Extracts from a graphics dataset
↓

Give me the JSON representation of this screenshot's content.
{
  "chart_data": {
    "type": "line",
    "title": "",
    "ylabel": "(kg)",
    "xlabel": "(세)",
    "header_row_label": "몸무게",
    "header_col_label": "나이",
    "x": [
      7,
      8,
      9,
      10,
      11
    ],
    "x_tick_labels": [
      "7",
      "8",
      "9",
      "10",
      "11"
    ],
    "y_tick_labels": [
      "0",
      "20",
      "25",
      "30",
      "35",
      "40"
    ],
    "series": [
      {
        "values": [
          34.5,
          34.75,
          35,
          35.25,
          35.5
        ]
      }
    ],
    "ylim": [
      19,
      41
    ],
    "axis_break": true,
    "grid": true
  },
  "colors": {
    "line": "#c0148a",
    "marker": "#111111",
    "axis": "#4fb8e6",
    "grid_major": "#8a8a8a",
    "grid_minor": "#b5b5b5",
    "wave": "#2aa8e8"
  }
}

↑

_INSTRUCTION_: Each record above should be repeated exactly as it appears.

_RESULT OF THIS EXERCISE_:
Give me the JSON representation of this screenshot's content.
{
  "chart_data": {
    "type": "line",
    "title": "",
    "ylabel": "(kg)",
    "xlabel": "(세)",
    "header_row_label": "몸무게",
    "header_col_label": "나이",
    "x": [
      7,
      8,
      9,
      10,
      11
    ],
    "x_tick_labels": [
      "7",
      "8",
      "9",
      "10",
      "11"
    ],
    "y_tick_labels": [
      "0",
      "20",
      "25",
      "30",
      "35",
      "40"
    ],
    "series": [
      {
        "values": [
          34.5,
          34.75,
          35,
          35.25,
          35.5
        ]
      }
    ],
    "ylim": [
      19,
      41
    ],
    "axis_break": true,
    "grid": true
  },
  "colors": {
    "line": "#c0148a",
    "marker": "#111111",
    "axis": "#4fb8e6",
    "grid_major": "#8a8a8a",
    "grid_minor": "#b5b5b5",
    "wave": "#2aa8e8"
  }
}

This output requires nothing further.